## SELECTED EXCERPT

In case an application for the registration of transfer of shares is made for any reason other than assignment, such as inheritance, corporate merger, etc., a written application and the share certificates concerned shall be submitted together with a document evidencing the reason for such acquisition. Provided, however, that in case no share certificates concerned have been issued, the submission of share certificates shall not be required.

 

Article 8.    (In Case Particular Procedures Are Required by Laws and Regulations)

 

If any particular procedures are required to be followed by laws and regulations in connection with the transfer of shares provided for in preceding two Articles, a written application and the share certificates concerned shall be submitted together with a document evidencing the completion of such procedures.

 

Article 9.    (Ledger of Fractional Shares)

 

In case of application for change in the contents or record of the ledger of fractional shares for any reason other than assignment, the provision of Article 7 shall apply mutatis mutandis .

 

CHAPTER III.    BENEFICIAL SHAREHOLDERS’ REGISTER

 

Article 10.    (Entries in Beneficial Shareholders’ Register)

 

Entries or record in the beneficial shareholders’ register shall be made pursuant to the notice concerning the beneficial shareholder tendered by the Center and the beneficial shareholder’s form designated by the Center.

 

Article 11.    (Consolidation)

 

In case a shareholder entered or recorded in the shareholders’ register and a beneficial shareholder entered or recorded in the beneficial shareholders’ register are identified as the same person according to the address and name, the number of shares of each of such shareholders shall be added up for the purpose of the exercise of the shareholder’s rights.

 

CHAPTER IV.    PLEDGES AND TRUST

 

Article 12.    (Registration of Pledges, Transfer or Cancellation Thereof)

 

In case of an application for the registration of pledges on shares, transfer or cancellation thereof, a written application with the names and seals of both pledgor and pledgee affixed thereto shall be submitted together with the share certificates concerned.

 

Article 13.    (Recordation of Shares Held in Trust or Cancellation Thereof)

 

In case of an application for the recordation of shares held in trust or cancellation thereof, a written application shall be submitted either by a settlor or a trustee together with the share certificates concerned.

## DIRECTION
From the excerpt on share registration rules, reproduce the passage that begins at the words "Article 8.    (In Case" and stops after the words "of Fractional Shares)".

## SUPPLIED RECORDS

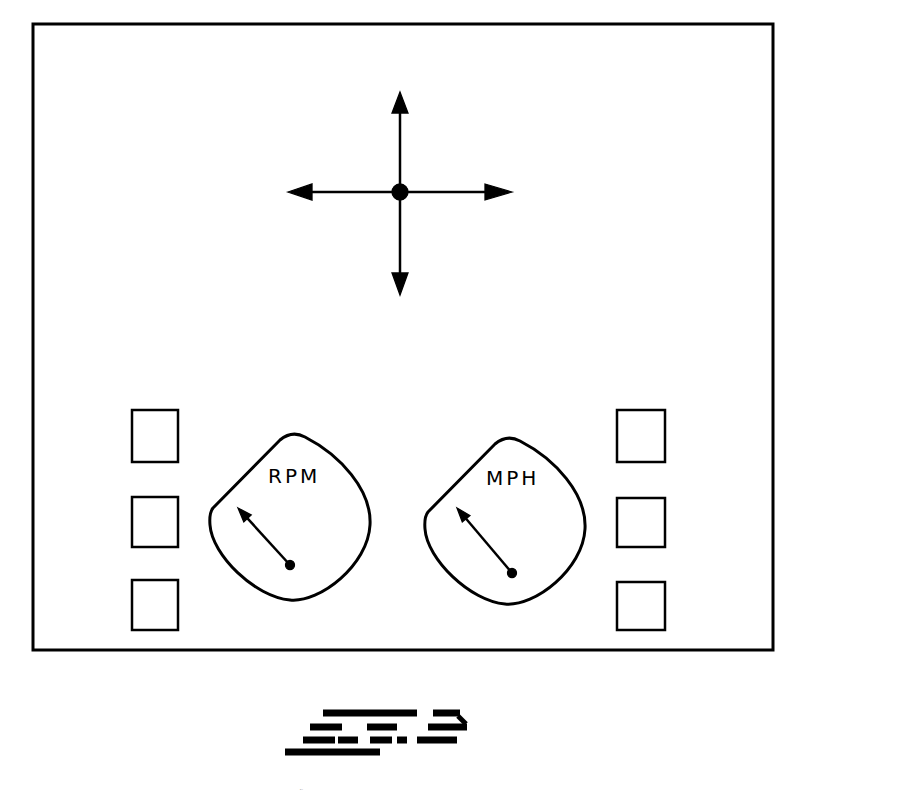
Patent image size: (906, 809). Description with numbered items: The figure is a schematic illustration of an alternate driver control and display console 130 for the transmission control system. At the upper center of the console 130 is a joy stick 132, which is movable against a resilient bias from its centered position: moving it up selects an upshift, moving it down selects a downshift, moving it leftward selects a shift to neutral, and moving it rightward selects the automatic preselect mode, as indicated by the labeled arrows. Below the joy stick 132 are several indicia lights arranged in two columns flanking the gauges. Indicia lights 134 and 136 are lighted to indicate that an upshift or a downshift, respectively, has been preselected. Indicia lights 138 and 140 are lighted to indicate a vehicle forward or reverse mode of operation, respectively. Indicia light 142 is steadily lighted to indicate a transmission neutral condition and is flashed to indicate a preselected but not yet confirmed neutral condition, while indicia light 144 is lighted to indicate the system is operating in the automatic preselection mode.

The driver control and display console 130 is at (787, 142).
The joy stick 132 is at (425, 176).
The indicia light 134 is at (132, 432).
The indicia light 136 is at (666, 441).
The indicia light 138 is at (132, 515).
The indicia light 140 is at (132, 600).
The indicia light 142 is at (666, 526).
The indicia light 144 is at (666, 610).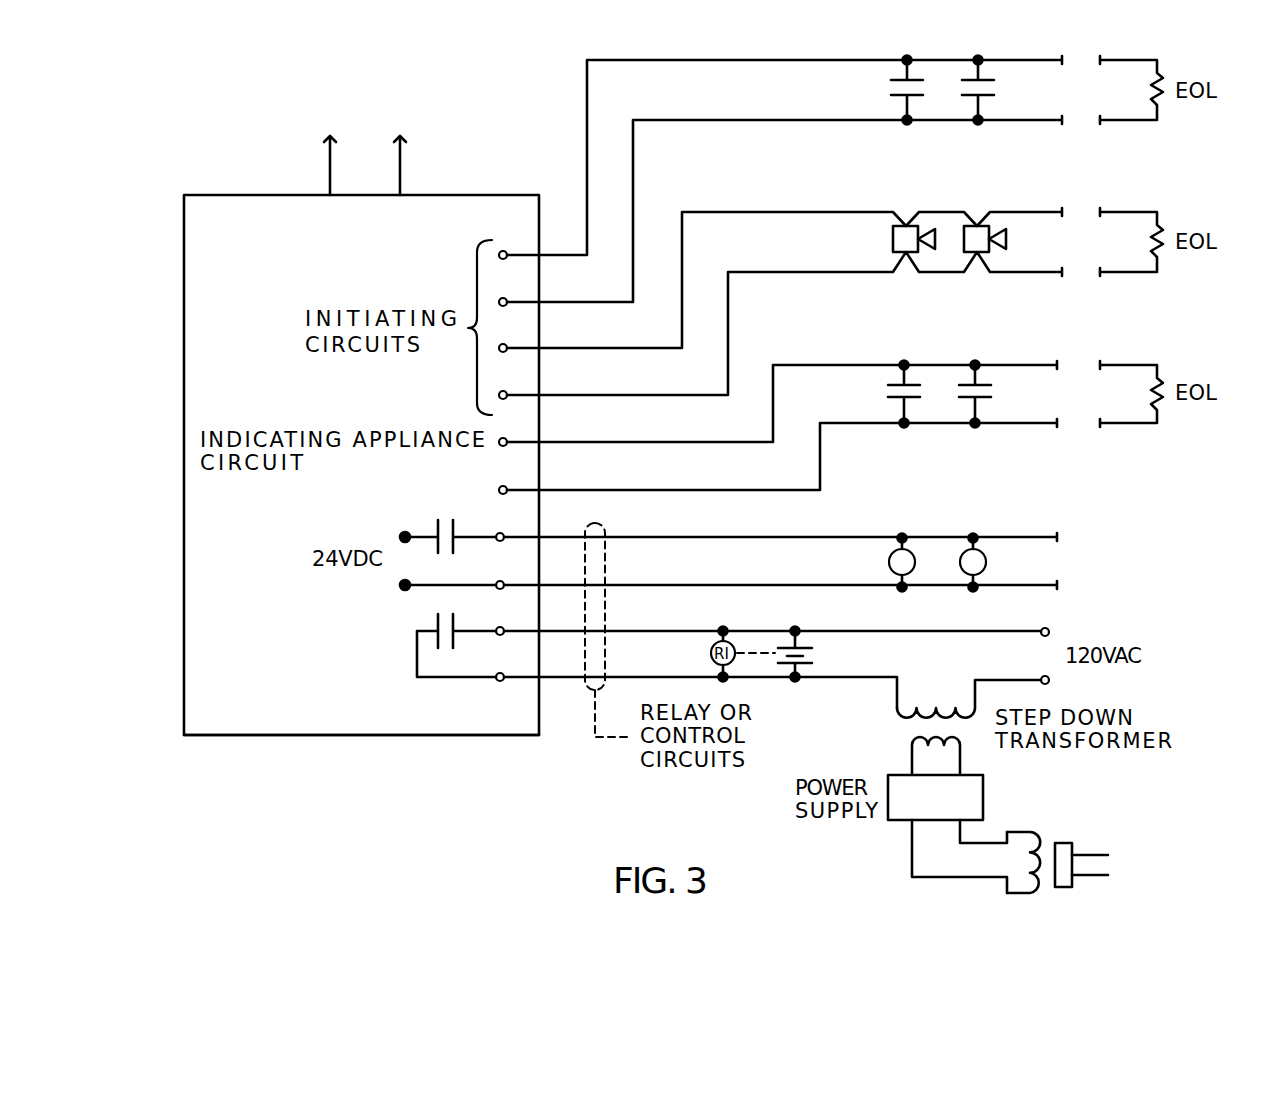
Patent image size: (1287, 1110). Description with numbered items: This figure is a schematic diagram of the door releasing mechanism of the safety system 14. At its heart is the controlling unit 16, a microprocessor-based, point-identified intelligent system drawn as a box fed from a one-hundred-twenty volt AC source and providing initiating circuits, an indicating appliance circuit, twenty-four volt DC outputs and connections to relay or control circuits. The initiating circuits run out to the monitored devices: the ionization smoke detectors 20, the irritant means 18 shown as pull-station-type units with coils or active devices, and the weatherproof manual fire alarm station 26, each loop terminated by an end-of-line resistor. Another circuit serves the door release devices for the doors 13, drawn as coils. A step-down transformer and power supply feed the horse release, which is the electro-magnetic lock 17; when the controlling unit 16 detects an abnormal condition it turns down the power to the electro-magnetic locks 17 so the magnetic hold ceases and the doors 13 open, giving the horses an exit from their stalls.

## CORRECT OUTPUT
Article 8.    (In Case Particular Procedures Are Required by Laws and Regulations)

 

If any particular procedures are required to be followed by laws and regulations in connection with the transfer of shares provided for in preceding two Articles, a written application and the share certificates concerned shall be submitted together with a document evidencing the completion of such procedures.

 

Article 9.    (Ledger of Fractional Shares)